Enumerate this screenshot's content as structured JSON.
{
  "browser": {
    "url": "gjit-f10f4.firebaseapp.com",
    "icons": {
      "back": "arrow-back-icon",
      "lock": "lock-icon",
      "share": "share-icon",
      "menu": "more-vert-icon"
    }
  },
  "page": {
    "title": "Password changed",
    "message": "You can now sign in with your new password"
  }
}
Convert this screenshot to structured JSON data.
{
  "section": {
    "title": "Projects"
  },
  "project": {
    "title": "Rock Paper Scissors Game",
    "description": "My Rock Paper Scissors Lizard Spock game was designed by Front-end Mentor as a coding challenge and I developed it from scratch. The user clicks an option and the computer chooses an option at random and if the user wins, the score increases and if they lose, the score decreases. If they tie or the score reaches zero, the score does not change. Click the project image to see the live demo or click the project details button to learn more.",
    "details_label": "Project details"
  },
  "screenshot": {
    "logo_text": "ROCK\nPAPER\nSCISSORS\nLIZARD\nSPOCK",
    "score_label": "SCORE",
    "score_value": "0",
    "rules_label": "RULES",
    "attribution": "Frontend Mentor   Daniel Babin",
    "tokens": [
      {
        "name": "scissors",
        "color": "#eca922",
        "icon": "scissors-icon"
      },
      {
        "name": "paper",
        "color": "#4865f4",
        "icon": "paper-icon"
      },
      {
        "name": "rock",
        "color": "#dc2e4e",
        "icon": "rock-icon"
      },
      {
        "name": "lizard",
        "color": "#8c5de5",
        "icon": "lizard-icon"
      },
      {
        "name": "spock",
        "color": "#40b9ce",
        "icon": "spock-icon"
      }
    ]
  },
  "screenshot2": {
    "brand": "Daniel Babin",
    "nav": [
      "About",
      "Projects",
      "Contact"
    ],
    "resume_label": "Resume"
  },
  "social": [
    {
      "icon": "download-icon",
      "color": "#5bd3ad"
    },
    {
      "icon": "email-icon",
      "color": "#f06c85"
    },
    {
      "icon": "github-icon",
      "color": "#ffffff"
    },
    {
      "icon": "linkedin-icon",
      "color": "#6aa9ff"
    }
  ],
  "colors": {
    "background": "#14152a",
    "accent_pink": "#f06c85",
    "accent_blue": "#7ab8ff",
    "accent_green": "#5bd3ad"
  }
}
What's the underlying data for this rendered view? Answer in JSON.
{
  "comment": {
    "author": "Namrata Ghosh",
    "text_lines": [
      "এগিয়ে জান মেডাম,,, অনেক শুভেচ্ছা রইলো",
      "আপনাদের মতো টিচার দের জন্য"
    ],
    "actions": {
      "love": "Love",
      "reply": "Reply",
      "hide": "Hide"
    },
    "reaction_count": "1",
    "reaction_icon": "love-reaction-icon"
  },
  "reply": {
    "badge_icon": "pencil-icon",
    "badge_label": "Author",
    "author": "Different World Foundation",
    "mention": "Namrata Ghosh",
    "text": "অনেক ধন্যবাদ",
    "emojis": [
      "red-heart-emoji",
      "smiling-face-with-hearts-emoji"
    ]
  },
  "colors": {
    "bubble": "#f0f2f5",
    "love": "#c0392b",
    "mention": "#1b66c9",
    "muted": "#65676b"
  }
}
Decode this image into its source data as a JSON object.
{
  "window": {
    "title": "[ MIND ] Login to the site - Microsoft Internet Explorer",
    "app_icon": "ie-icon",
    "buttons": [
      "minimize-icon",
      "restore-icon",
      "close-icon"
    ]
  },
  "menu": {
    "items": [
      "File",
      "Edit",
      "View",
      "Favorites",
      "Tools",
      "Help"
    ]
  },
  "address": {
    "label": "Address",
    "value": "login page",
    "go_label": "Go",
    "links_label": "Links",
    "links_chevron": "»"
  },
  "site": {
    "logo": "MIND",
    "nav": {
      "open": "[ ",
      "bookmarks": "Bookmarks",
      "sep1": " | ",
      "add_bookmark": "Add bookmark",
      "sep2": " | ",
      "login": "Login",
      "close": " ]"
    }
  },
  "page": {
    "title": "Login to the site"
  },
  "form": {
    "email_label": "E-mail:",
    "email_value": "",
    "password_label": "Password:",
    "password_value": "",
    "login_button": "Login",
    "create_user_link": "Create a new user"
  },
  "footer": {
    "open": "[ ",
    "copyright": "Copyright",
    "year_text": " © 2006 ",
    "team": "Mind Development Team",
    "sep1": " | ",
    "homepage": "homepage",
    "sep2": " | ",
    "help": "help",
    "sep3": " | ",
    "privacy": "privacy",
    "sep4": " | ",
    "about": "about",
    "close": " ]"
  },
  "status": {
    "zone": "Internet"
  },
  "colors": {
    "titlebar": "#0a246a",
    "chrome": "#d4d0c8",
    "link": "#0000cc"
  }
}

++++

• Written instruction
Return the whole listing exactly.

• Reply
Enumerate this screenshot's content as structured JSON.
{
  "browser": {
    "url": "gjit-f10f4.firebaseapp.com",
    "icons": {
      "back": "arrow-back-icon",
      "lock": "lock-icon",
      "share": "share-icon",
      "menu": "more-vert-icon"
    }
  },
  "page": {
    "title": "Password changed",
    "message": "You can now sign in with your new password"
  }
}
Convert this screenshot to structured JSON data.
{
  "section": {
    "title": "Projects"
  },
  "project": {
    "title": "Rock Paper Scissors Game",
    "description": "My Rock Paper Scissors Lizard Spock game was designed by Front-end Mentor as a coding challenge and I developed it from scratch. The user clicks an option and the computer chooses an option at random and if the user wins, the score increases and if they lose, the score decreases. If they tie or the score reaches zero, the score does not change. Click the project image to see the live demo or click the project details button to learn more.",
    "details_label": "Project details"
  },
  "screenshot": {
    "logo_text": "ROCK\nPAPER\nSCISSORS\nLIZARD\nSPOCK",
    "score_label": "SCORE",
    "score_value": "0",
    "rules_label": "RULES",
    "attribution": "Frontend Mentor   Daniel Babin",
    "tokens": [
      {
        "name": "scissors",
        "color": "#eca922",
        "icon": "scissors-icon"
      },
      {
        "name": "paper",
        "color": "#4865f4",
        "icon": "paper-icon"
      },
      {
        "name": "rock",
        "color": "#dc2e4e",
        "icon": "rock-icon"
      },
      {
        "name": "lizard",
        "color": "#8c5de5",
        "icon": "lizard-icon"
      },
      {
        "name": "spock",
        "color": "#40b9ce",
        "icon": "spock-icon"
      }
    ]
  },
  "screenshot2": {
    "brand": "Daniel Babin",
    "nav": [
      "About",
      "Projects",
      "Contact"
    ],
    "resume_label": "Resume"
  },
  "social": [
    {
      "icon": "download-icon",
      "color": "#5bd3ad"
    },
    {
      "icon": "email-icon",
      "color": "#f06c85"
    },
    {
      "icon": "github-icon",
      "color": "#ffffff"
    },
    {
      "icon": "linkedin-icon",
      "color": "#6aa9ff"
    }
  ],
  "colors": {
    "background": "#14152a",
    "accent_pink": "#f06c85",
    "accent_blue": "#7ab8ff",
    "accent_green": "#5bd3ad"
  }
}
What's the underlying data for this rendered view? Answer in JSON.
{
  "comment": {
    "author": "Namrata Ghosh",
    "text_lines": [
      "এগিয়ে জান মেডাম,,, অনেক শুভেচ্ছা রইলো",
      "আপনাদের মতো টিচার দের জন্য"
    ],
    "actions": {
      "love": "Love",
      "reply": "Reply",
      "hide": "Hide"
    },
    "reaction_count": "1",
    "reaction_icon": "love-reaction-icon"
  },
  "reply": {
    "badge_icon": "pencil-icon",
    "badge_label": "Author",
    "author": "Different World Foundation",
    "mention": "Namrata Ghosh",
    "text": "অনেক ধন্যবাদ",
    "emojis": [
      "red-heart-emoji",
      "smiling-face-with-hearts-emoji"
    ]
  },
  "colors": {
    "bubble": "#f0f2f5",
    "love": "#c0392b",
    "mention": "#1b66c9",
    "muted": "#65676b"
  }
}
Decode this image into its source data as a JSON object.
{
  "window": {
    "title": "[ MIND ] Login to the site - Microsoft Internet Explorer",
    "app_icon": "ie-icon",
    "buttons": [
      "minimize-icon",
      "restore-icon",
      "close-icon"
    ]
  },
  "menu": {
    "items": [
      "File",
      "Edit",
      "View",
      "Favorites",
      "Tools",
      "Help"
    ]
  },
  "address": {
    "label": "Address",
    "value": "login page",
    "go_label": "Go",
    "links_label": "Links",
    "links_chevron": "»"
  },
  "site": {
    "logo": "MIND",
    "nav": {
      "open": "[ ",
      "bookmarks": "Bookmarks",
      "sep1": " | ",
      "add_bookmark": "Add bookmark",
      "sep2": " | ",
      "login": "Login",
      "close": " ]"
    }
  },
  "page": {
    "title": "Login to the site"
  },
  "form": {
    "email_label": "E-mail:",
    "email_value": "",
    "password_label": "Password:",
    "password_value": "",
    "login_button": "Login",
    "create_user_link": "Create a new user"
  },
  "footer": {
    "open": "[ ",
    "copyright": "Copyright",
    "year_text": " © 2006 ",
    "team": "Mind Development Team",
    "sep1": " | ",
    "homepage": "homepage",
    "sep2": " | ",
    "help": "help",
    "sep3": " | ",
    "privacy": "privacy",
    "sep4": " | ",
    "about": "about",
    "close": " ]"
  },
  "status": {
    "zone": "Internet"
  },
  "colors": {
    "titlebar": "#0a246a",
    "chrome": "#d4d0c8",
    "link": "#0000cc"
  }
}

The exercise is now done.